**Exercise details**: Produce an exact copy of all the data below, dropping every image.
·····
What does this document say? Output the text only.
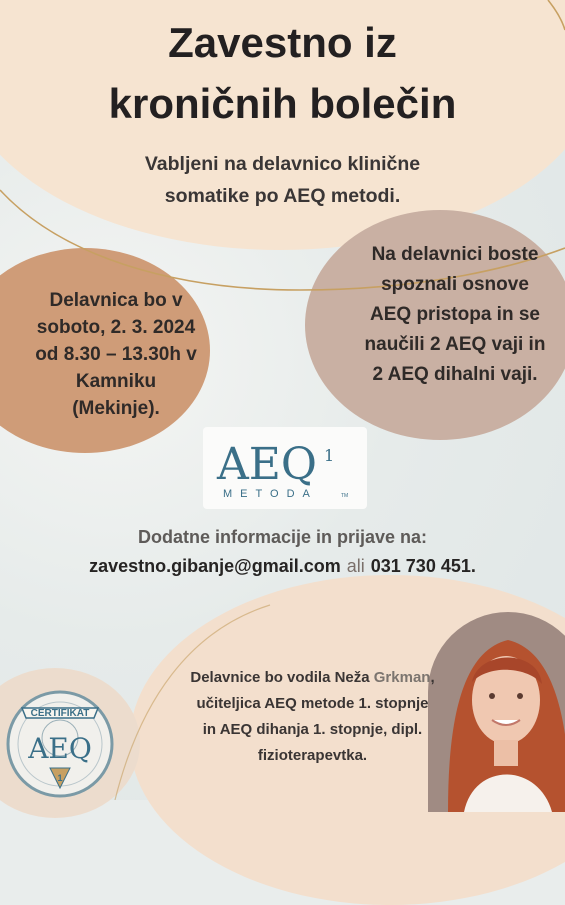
Zavestno iz
kroničnih bolečin
Vabljeni na delavnico klinične
somatike po AEQ metodi.
Delavnica bo v
soboto, 2. 3. 2024
od 8.30 – 13.30h v
Kamniku
(Mekinje).
Na delavnici boste
spoznali osnove
AEQ pristopa in se
naučili 2 AEQ vaji in
2 AEQ dihalni vaji.
AEQ 1
METODA	TM
Dodatne informacije in prijave na:
zavestno.gibanje@gmail.com ali 031 730 451.
Delavnice bo vodila Neža Grkman, učiteljica AEQ metode 1. stopnje in AEQ dihanja 1. stopnje, dipl. fizioterapevtka.
CERTIFIKAT
AEQ
1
·····
**Task response**:
What does this document say? Output the text only.
Zavestno iz
kroničnih bolečin
Vabljeni na delavnico klinične
somatike po AEQ metodi.
Delavnica bo v
soboto, 2. 3. 2024
od 8.30 – 13.30h v
Kamniku
(Mekinje).
Na delavnici boste
spoznali osnove
AEQ pristopa in se
naučili 2 AEQ vaji in
2 AEQ dihalni vaji.
AEQ 1
METODA	TM
Dodatne informacije in prijave na:
zavestno.gibanje@gmail.com ali 031 730 451.
Delavnice bo vodila Neža Grkman, učiteljica AEQ metode 1. stopnje in AEQ dihanja 1. stopnje, dipl. fizioterapevtka.
CERTIFIKAT
AEQ
1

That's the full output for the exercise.